═════ SUPPLIED INFORMATION

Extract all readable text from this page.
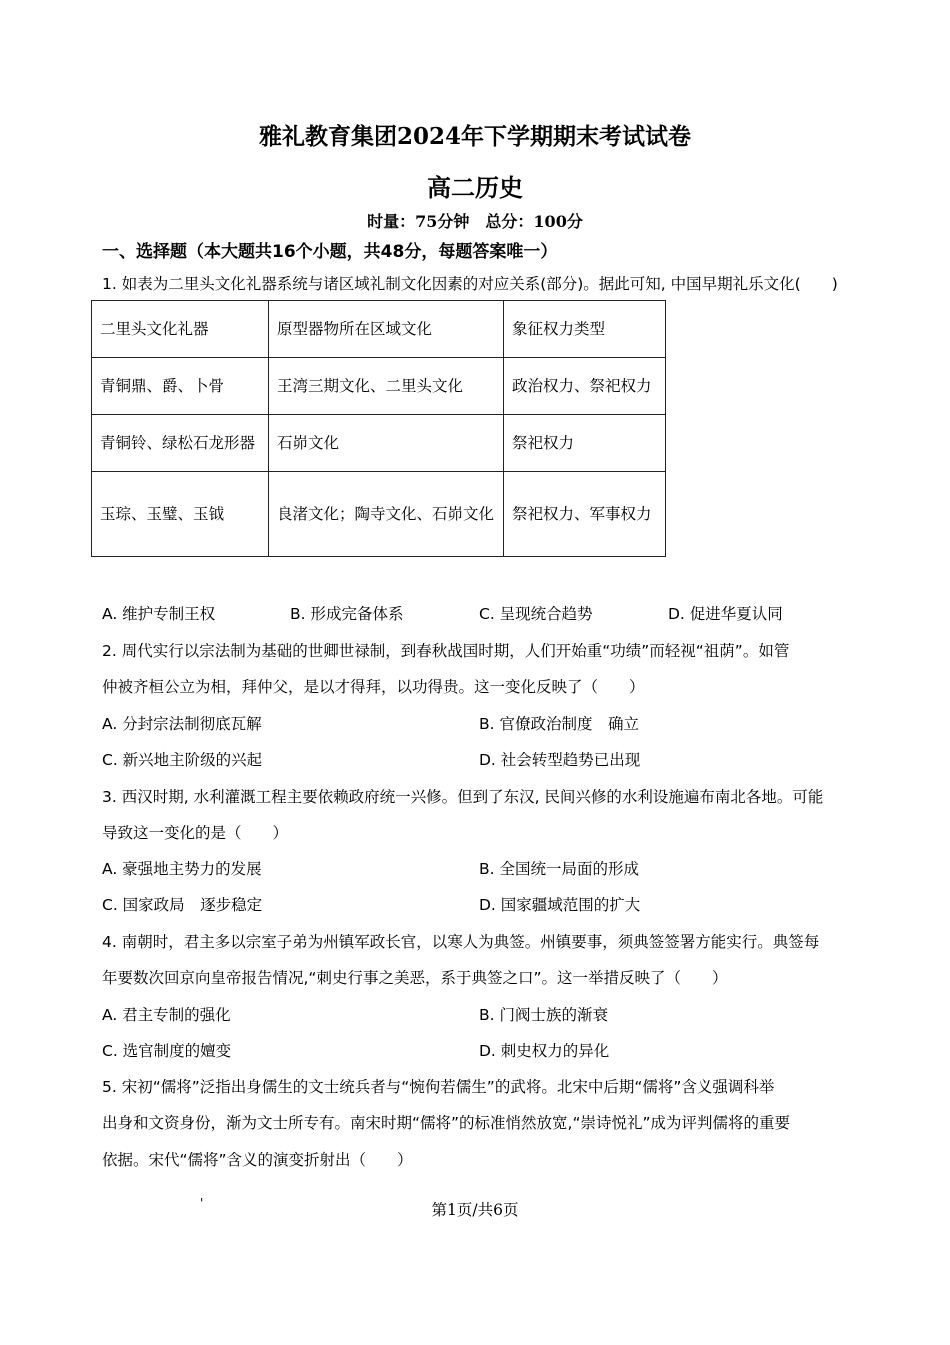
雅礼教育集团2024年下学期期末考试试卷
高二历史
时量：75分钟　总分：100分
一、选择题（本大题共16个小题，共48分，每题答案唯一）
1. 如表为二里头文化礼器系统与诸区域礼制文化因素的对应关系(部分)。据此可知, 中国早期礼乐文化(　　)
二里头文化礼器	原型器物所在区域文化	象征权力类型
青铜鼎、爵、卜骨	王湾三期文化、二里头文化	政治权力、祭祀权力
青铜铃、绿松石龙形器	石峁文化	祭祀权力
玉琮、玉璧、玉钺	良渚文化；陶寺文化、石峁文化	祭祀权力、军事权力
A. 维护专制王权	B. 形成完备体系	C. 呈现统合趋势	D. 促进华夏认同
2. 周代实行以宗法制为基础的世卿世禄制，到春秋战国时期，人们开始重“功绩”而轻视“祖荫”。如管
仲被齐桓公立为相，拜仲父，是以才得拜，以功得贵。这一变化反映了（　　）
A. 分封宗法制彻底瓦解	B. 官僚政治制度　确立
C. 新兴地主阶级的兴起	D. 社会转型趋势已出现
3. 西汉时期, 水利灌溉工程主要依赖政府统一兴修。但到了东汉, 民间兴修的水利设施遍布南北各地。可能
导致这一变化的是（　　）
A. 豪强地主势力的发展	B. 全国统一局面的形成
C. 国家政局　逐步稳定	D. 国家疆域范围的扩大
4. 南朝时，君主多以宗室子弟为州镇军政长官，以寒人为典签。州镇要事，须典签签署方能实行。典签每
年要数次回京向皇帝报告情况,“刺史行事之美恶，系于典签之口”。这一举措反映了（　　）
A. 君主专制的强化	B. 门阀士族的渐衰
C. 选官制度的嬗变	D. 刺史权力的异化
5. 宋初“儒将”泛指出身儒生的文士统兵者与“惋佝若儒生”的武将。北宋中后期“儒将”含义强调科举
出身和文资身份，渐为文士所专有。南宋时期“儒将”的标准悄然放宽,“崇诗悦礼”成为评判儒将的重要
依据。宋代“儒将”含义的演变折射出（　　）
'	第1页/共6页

══════════
═════ SUPPLIED INFORMATION

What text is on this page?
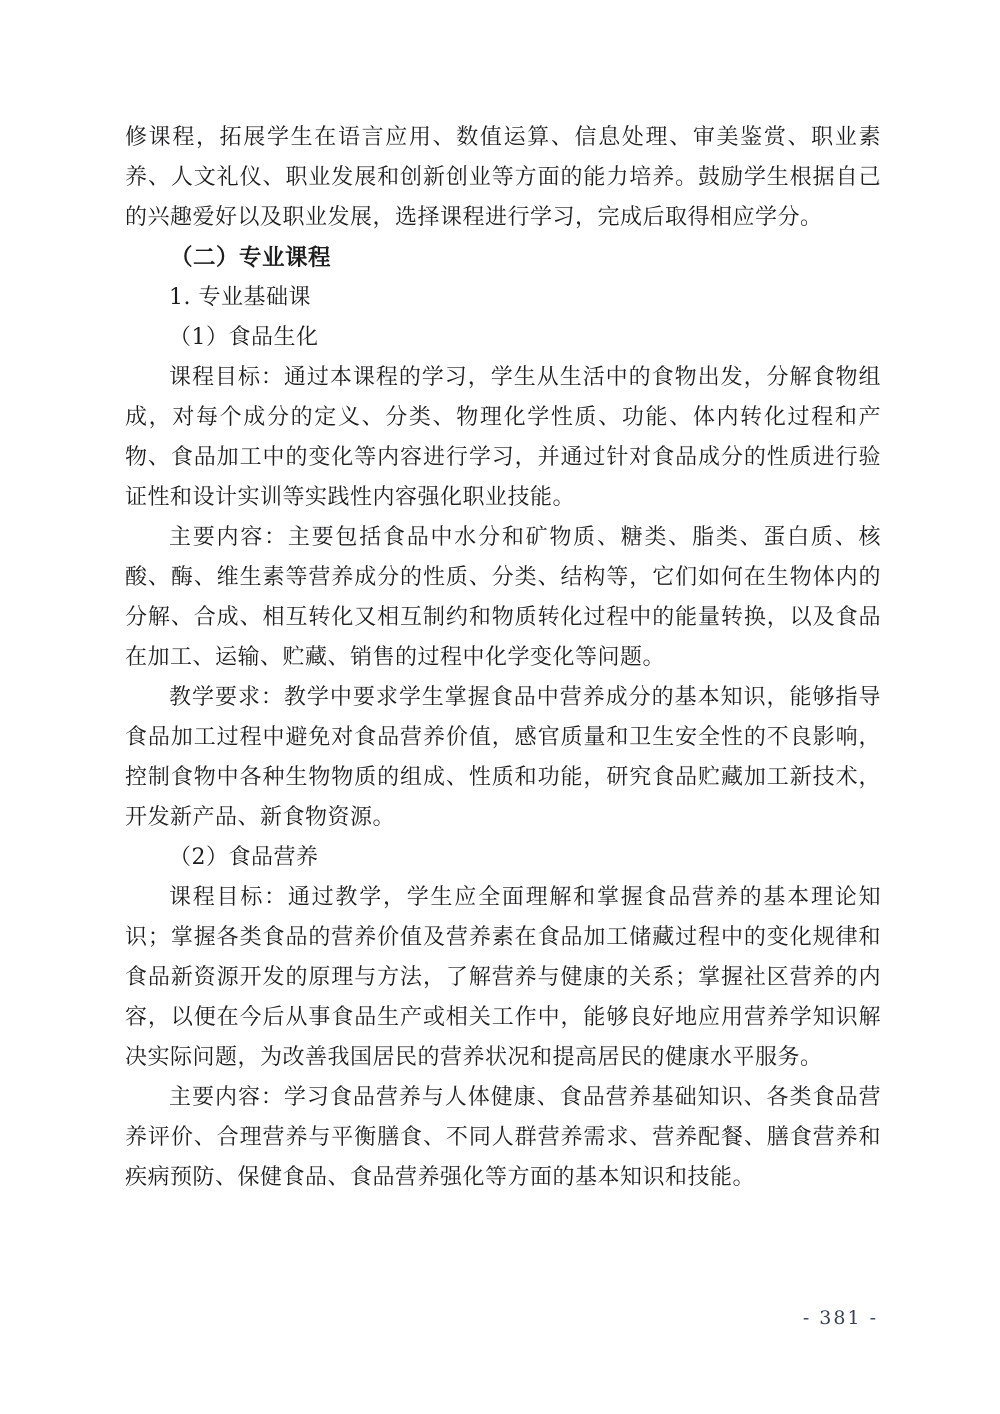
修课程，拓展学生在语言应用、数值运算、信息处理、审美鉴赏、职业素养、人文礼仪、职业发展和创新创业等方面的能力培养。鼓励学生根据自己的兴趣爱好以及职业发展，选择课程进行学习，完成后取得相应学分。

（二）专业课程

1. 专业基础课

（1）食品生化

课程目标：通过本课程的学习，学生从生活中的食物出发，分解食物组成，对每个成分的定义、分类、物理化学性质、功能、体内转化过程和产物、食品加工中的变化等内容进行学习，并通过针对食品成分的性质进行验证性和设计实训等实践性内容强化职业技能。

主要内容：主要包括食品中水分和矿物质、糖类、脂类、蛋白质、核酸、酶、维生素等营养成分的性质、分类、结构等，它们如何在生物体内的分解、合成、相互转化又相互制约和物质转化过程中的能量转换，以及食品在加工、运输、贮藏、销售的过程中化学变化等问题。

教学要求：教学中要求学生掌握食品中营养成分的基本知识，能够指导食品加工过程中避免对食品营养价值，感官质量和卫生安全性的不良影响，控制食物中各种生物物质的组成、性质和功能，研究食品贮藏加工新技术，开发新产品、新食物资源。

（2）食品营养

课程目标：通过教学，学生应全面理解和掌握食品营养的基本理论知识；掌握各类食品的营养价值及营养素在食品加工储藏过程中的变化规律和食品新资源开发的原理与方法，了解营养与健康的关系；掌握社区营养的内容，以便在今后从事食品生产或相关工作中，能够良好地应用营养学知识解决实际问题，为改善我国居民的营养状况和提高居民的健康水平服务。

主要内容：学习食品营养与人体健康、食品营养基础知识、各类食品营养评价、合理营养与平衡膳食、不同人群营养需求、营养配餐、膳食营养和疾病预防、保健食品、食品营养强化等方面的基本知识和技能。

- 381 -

══════════

◆ YOUR INSTRUCTIONS:
Of the lines above, how many include the word "课程目标"? Reply with the number alone.

◆ REPLY:
2